§ Work instructions
Show each line of the data below that has the string "this" in it.

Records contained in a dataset
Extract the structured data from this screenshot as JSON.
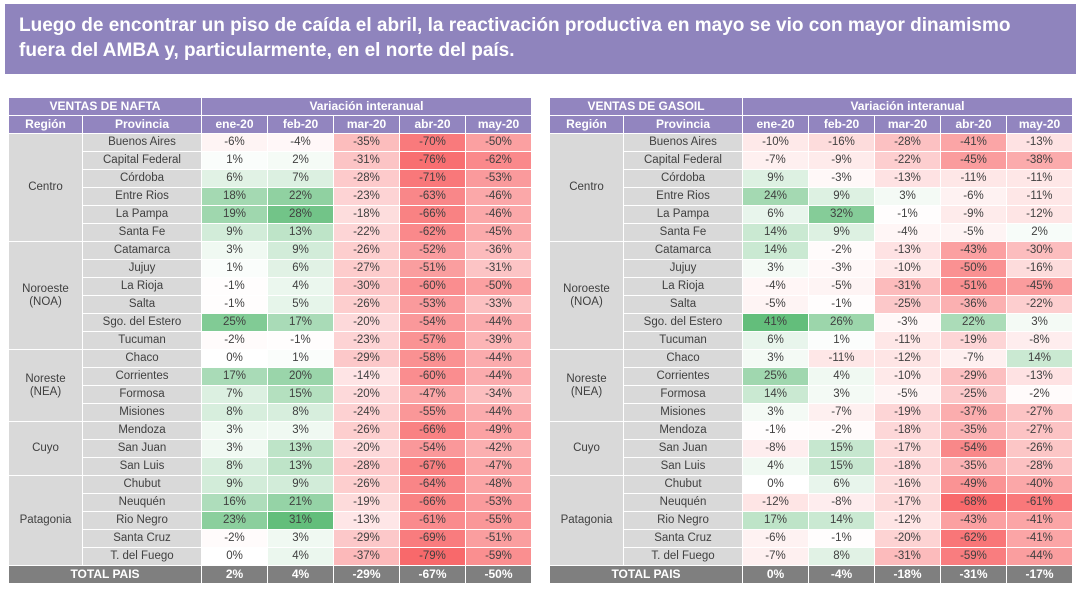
{
  "banner": {
    "text": "Luego de encontrar un piso de caída el abril, la reactivación productiva en mayo se vio con mayor dinamismo fuera del AMBA y, particularmente, en el norte del país.",
    "bg_color": "#8f84bd",
    "text_color": "#ffffff"
  },
  "colors": {
    "header_bg": "#9285bf",
    "header_text": "#ffffff",
    "label_bg": "#d9d9d9",
    "total_bg": "#7f7f7f",
    "cell_text": "#404040",
    "scale_negative": "#f8696b",
    "scale_zero": "#ffffff",
    "scale_positive": "#63be7b"
  },
  "chart_data": [
    {
      "type": "heatmap",
      "title": "VENTAS DE NAFTA",
      "group_header": "Variación interanual",
      "region_header": "Región",
      "province_header": "Provincia",
      "months": [
        "ene-20",
        "feb-20",
        "mar-20",
        "abr-20",
        "may-20"
      ],
      "unit": "%",
      "color_scale": {
        "min": -79,
        "max": 31
      },
      "regions": [
        {
          "name": "Centro",
          "provinces": [
            {
              "name": "Buenos Aires",
              "values": [
                -6,
                -4,
                -35,
                -70,
                -50
              ]
            },
            {
              "name": "Capital Federal",
              "values": [
                1,
                2,
                -31,
                -76,
                -62
              ]
            },
            {
              "name": "Córdoba",
              "values": [
                6,
                7,
                -28,
                -71,
                -53
              ]
            },
            {
              "name": "Entre Rios",
              "values": [
                18,
                22,
                -23,
                -63,
                -46
              ]
            },
            {
              "name": "La Pampa",
              "values": [
                19,
                28,
                -18,
                -66,
                -46
              ]
            },
            {
              "name": "Santa Fe",
              "values": [
                9,
                13,
                -22,
                -62,
                -45
              ]
            }
          ]
        },
        {
          "name": "Noroeste (NOA)",
          "provinces": [
            {
              "name": "Catamarca",
              "values": [
                3,
                9,
                -26,
                -52,
                -36
              ]
            },
            {
              "name": "Jujuy",
              "values": [
                1,
                6,
                -27,
                -51,
                -31
              ]
            },
            {
              "name": "La Rioja",
              "values": [
                -1,
                4,
                -30,
                -60,
                -50
              ]
            },
            {
              "name": "Salta",
              "values": [
                -1,
                5,
                -26,
                -53,
                -33
              ]
            },
            {
              "name": "Sgo. del Estero",
              "values": [
                25,
                17,
                -20,
                -54,
                -44
              ]
            },
            {
              "name": "Tucuman",
              "values": [
                -2,
                -1,
                -23,
                -57,
                -39
              ]
            }
          ]
        },
        {
          "name": "Noreste (NEA)",
          "provinces": [
            {
              "name": "Chaco",
              "values": [
                0,
                1,
                -29,
                -58,
                -44
              ]
            },
            {
              "name": "Corrientes",
              "values": [
                17,
                20,
                -14,
                -60,
                -44
              ]
            },
            {
              "name": "Formosa",
              "values": [
                7,
                15,
                -20,
                -47,
                -34
              ]
            },
            {
              "name": "Misiones",
              "values": [
                8,
                8,
                -24,
                -55,
                -44
              ]
            }
          ]
        },
        {
          "name": "Cuyo",
          "provinces": [
            {
              "name": "Mendoza",
              "values": [
                3,
                3,
                -26,
                -66,
                -49
              ]
            },
            {
              "name": "San Juan",
              "values": [
                3,
                13,
                -20,
                -54,
                -42
              ]
            },
            {
              "name": "San Luis",
              "values": [
                8,
                13,
                -28,
                -67,
                -47
              ]
            }
          ]
        },
        {
          "name": "Patagonia",
          "provinces": [
            {
              "name": "Chubut",
              "values": [
                9,
                9,
                -26,
                -64,
                -48
              ]
            },
            {
              "name": "Neuquén",
              "values": [
                16,
                21,
                -19,
                -66,
                -53
              ]
            },
            {
              "name": "Rio Negro",
              "values": [
                23,
                31,
                -13,
                -61,
                -55
              ]
            },
            {
              "name": "Santa Cruz",
              "values": [
                -2,
                3,
                -29,
                -69,
                -51
              ]
            },
            {
              "name": "T. del Fuego",
              "values": [
                0,
                4,
                -37,
                -79,
                -59
              ]
            }
          ]
        }
      ],
      "total": {
        "label": "TOTAL PAIS",
        "values": [
          2,
          4,
          -29,
          -67,
          -50
        ]
      }
    },
    {
      "type": "heatmap",
      "title": "VENTAS DE GASOIL",
      "group_header": "Variación interanual",
      "region_header": "Región",
      "province_header": "Provincia",
      "months": [
        "ene-20",
        "feb-20",
        "mar-20",
        "abr-20",
        "may-20"
      ],
      "unit": "%",
      "color_scale": {
        "min": -68,
        "max": 41
      },
      "regions": [
        {
          "name": "Centro",
          "provinces": [
            {
              "name": "Buenos Aires",
              "values": [
                -10,
                -16,
                -28,
                -41,
                -13
              ]
            },
            {
              "name": "Capital Federal",
              "values": [
                -7,
                -9,
                -22,
                -45,
                -38
              ]
            },
            {
              "name": "Córdoba",
              "values": [
                9,
                -3,
                -13,
                -11,
                -11
              ]
            },
            {
              "name": "Entre Rios",
              "values": [
                24,
                9,
                3,
                -6,
                -11
              ]
            },
            {
              "name": "La Pampa",
              "values": [
                6,
                32,
                -1,
                -9,
                -12
              ]
            },
            {
              "name": "Santa Fe",
              "values": [
                14,
                9,
                -4,
                -5,
                2
              ]
            }
          ]
        },
        {
          "name": "Noroeste (NOA)",
          "provinces": [
            {
              "name": "Catamarca",
              "values": [
                14,
                -2,
                -13,
                -43,
                -30
              ]
            },
            {
              "name": "Jujuy",
              "values": [
                3,
                -3,
                -10,
                -50,
                -16
              ]
            },
            {
              "name": "La Rioja",
              "values": [
                -4,
                -5,
                -31,
                -51,
                -45
              ]
            },
            {
              "name": "Salta",
              "values": [
                -5,
                -1,
                -25,
                -36,
                -22
              ]
            },
            {
              "name": "Sgo. del Estero",
              "values": [
                41,
                26,
                -3,
                22,
                3
              ]
            },
            {
              "name": "Tucuman",
              "values": [
                6,
                1,
                -11,
                -19,
                -8
              ]
            }
          ]
        },
        {
          "name": "Noreste (NEA)",
          "provinces": [
            {
              "name": "Chaco",
              "values": [
                3,
                -11,
                -12,
                -7,
                14
              ]
            },
            {
              "name": "Corrientes",
              "values": [
                25,
                4,
                -10,
                -29,
                -13
              ]
            },
            {
              "name": "Formosa",
              "values": [
                14,
                3,
                -5,
                -25,
                -2
              ]
            },
            {
              "name": "Misiones",
              "values": [
                3,
                -7,
                -19,
                -37,
                -27
              ]
            }
          ]
        },
        {
          "name": "Cuyo",
          "provinces": [
            {
              "name": "Mendoza",
              "values": [
                -1,
                -2,
                -18,
                -35,
                -27
              ]
            },
            {
              "name": "San Juan",
              "values": [
                -8,
                15,
                -17,
                -54,
                -26
              ]
            },
            {
              "name": "San Luis",
              "values": [
                4,
                15,
                -18,
                -35,
                -28
              ]
            }
          ]
        },
        {
          "name": "Patagonia",
          "provinces": [
            {
              "name": "Chubut",
              "values": [
                0,
                6,
                -16,
                -49,
                -40
              ]
            },
            {
              "name": "Neuquén",
              "values": [
                -12,
                -8,
                -17,
                -68,
                -61
              ]
            },
            {
              "name": "Rio Negro",
              "values": [
                17,
                14,
                -12,
                -43,
                -41
              ]
            },
            {
              "name": "Santa Cruz",
              "values": [
                -6,
                -1,
                -20,
                -62,
                -41
              ]
            },
            {
              "name": "T. del Fuego",
              "values": [
                -7,
                8,
                -31,
                -59,
                -44
              ]
            }
          ]
        }
      ],
      "total": {
        "label": "TOTAL PAIS",
        "values": [
          0,
          -4,
          -18,
          -31,
          -17
        ]
      }
    }
  ]
}
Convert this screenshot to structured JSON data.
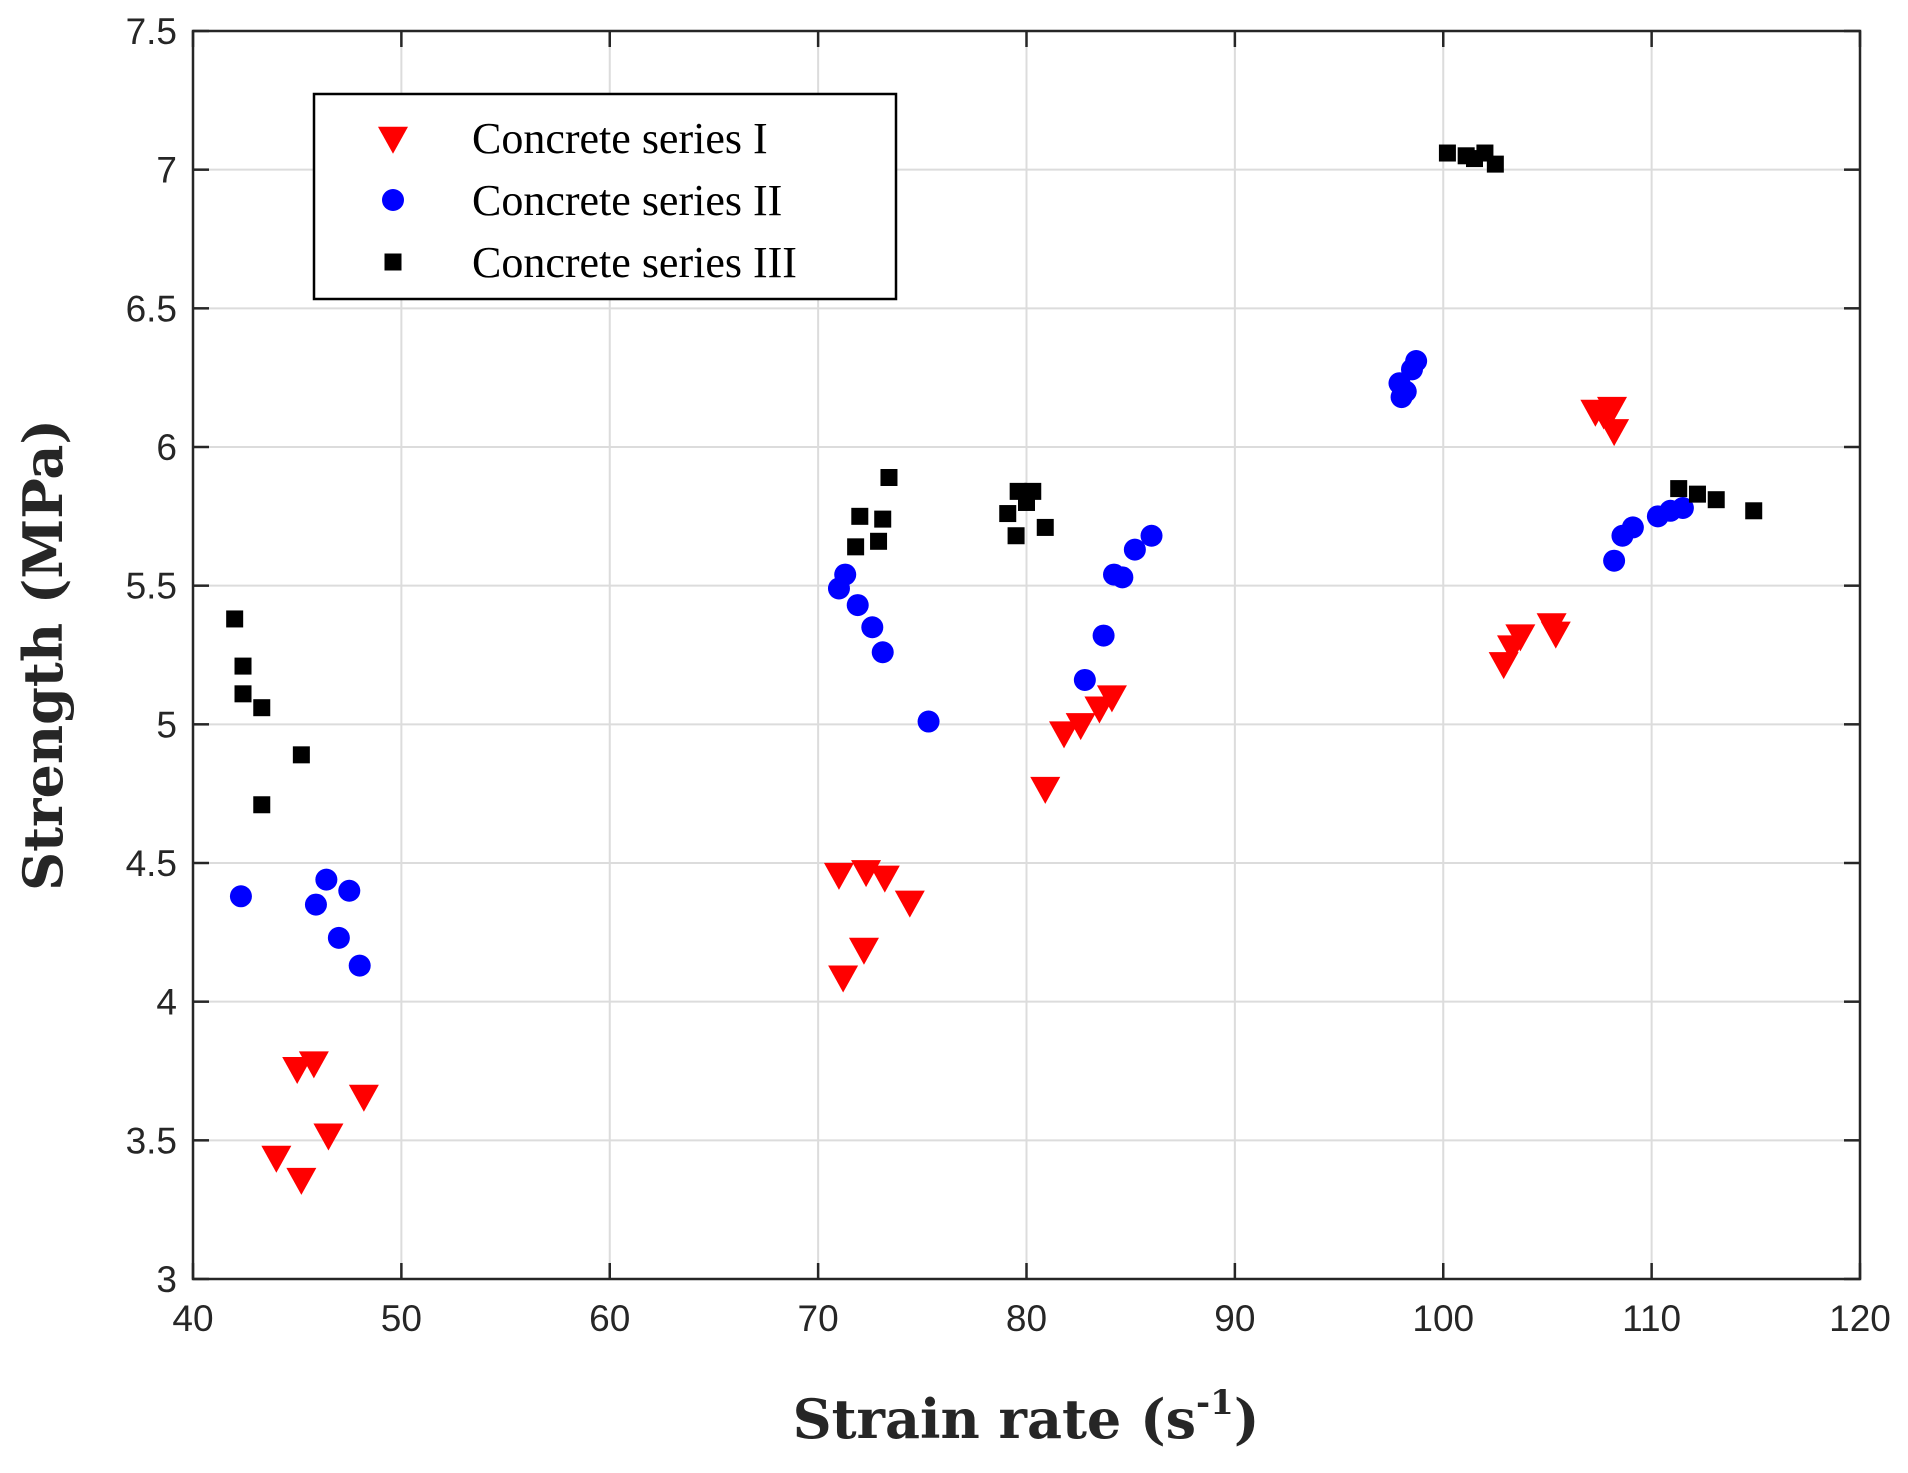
{
  "chart_data": {
    "type": "scatter",
    "xlabel": "Strain rate (s",
    "xlabel_superscript": "-1",
    "xlabel_suffix": ")",
    "ylabel": "Strength (MPa)",
    "xlim": [
      40,
      120
    ],
    "ylim": [
      3,
      7.5
    ],
    "x_ticks": [
      40,
      50,
      60,
      70,
      80,
      90,
      100,
      110,
      120
    ],
    "y_ticks": [
      3,
      3.5,
      4,
      4.5,
      5,
      5.5,
      6,
      6.5,
      7,
      7.5
    ],
    "y_tick_labels": [
      "3",
      "3.5",
      "4",
      "4.5",
      "5",
      "5.5",
      "6",
      "6.5",
      "7",
      "7.5"
    ],
    "grid": true,
    "legend_position": "top-left",
    "series": [
      {
        "name": "Concrete series I",
        "marker": "triangle-down",
        "color": "#ff0000",
        "points": [
          [
            44.0,
            3.44
          ],
          [
            45.0,
            3.76
          ],
          [
            45.8,
            3.78
          ],
          [
            45.2,
            3.36
          ],
          [
            46.5,
            3.52
          ],
          [
            48.2,
            3.66
          ],
          [
            71.0,
            4.46
          ],
          [
            72.3,
            4.47
          ],
          [
            73.2,
            4.45
          ],
          [
            74.4,
            4.36
          ],
          [
            71.2,
            4.09
          ],
          [
            72.2,
            4.19
          ],
          [
            80.9,
            4.77
          ],
          [
            81.8,
            4.97
          ],
          [
            82.6,
            5.0
          ],
          [
            83.5,
            5.06
          ],
          [
            84.1,
            5.1
          ],
          [
            102.9,
            5.22
          ],
          [
            103.3,
            5.28
          ],
          [
            103.7,
            5.32
          ],
          [
            105.2,
            5.36
          ],
          [
            105.4,
            5.33
          ],
          [
            107.3,
            6.13
          ],
          [
            107.7,
            6.12
          ],
          [
            108.1,
            6.14
          ],
          [
            108.2,
            6.06
          ]
        ]
      },
      {
        "name": "Concrete series II",
        "marker": "circle",
        "color": "#0000ff",
        "points": [
          [
            42.3,
            4.38
          ],
          [
            45.9,
            4.35
          ],
          [
            46.4,
            4.44
          ],
          [
            47.5,
            4.4
          ],
          [
            47.0,
            4.23
          ],
          [
            48.0,
            4.13
          ],
          [
            71.0,
            5.49
          ],
          [
            71.3,
            5.54
          ],
          [
            71.9,
            5.43
          ],
          [
            72.6,
            5.35
          ],
          [
            73.1,
            5.26
          ],
          [
            75.3,
            5.01
          ],
          [
            82.8,
            5.16
          ],
          [
            83.7,
            5.32
          ],
          [
            84.2,
            5.54
          ],
          [
            84.6,
            5.53
          ],
          [
            85.2,
            5.63
          ],
          [
            86.0,
            5.68
          ],
          [
            97.9,
            6.23
          ],
          [
            98.0,
            6.18
          ],
          [
            98.2,
            6.2
          ],
          [
            98.5,
            6.28
          ],
          [
            98.7,
            6.31
          ],
          [
            108.2,
            5.59
          ],
          [
            108.6,
            5.68
          ],
          [
            109.1,
            5.71
          ],
          [
            110.3,
            5.75
          ],
          [
            110.9,
            5.77
          ],
          [
            111.5,
            5.78
          ]
        ]
      },
      {
        "name": "Concrete series III",
        "marker": "square",
        "color": "#000000",
        "points": [
          [
            42.0,
            5.38
          ],
          [
            42.4,
            5.21
          ],
          [
            42.4,
            5.11
          ],
          [
            43.3,
            5.06
          ],
          [
            45.2,
            4.89
          ],
          [
            43.3,
            4.71
          ],
          [
            71.8,
            5.64
          ],
          [
            72.0,
            5.75
          ],
          [
            72.9,
            5.66
          ],
          [
            73.1,
            5.74
          ],
          [
            73.4,
            5.89
          ],
          [
            79.1,
            5.76
          ],
          [
            79.5,
            5.68
          ],
          [
            79.6,
            5.84
          ],
          [
            80.0,
            5.8
          ],
          [
            80.3,
            5.84
          ],
          [
            80.9,
            5.71
          ],
          [
            100.2,
            7.06
          ],
          [
            101.1,
            7.05
          ],
          [
            101.5,
            7.04
          ],
          [
            102.0,
            7.06
          ],
          [
            102.5,
            7.02
          ],
          [
            111.3,
            5.85
          ],
          [
            112.2,
            5.83
          ],
          [
            113.1,
            5.81
          ],
          [
            114.9,
            5.77
          ]
        ]
      }
    ]
  }
}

§ Final result
Extract the structured data from this screenshot as JSON.
Convert this screenshot to structured JSON data.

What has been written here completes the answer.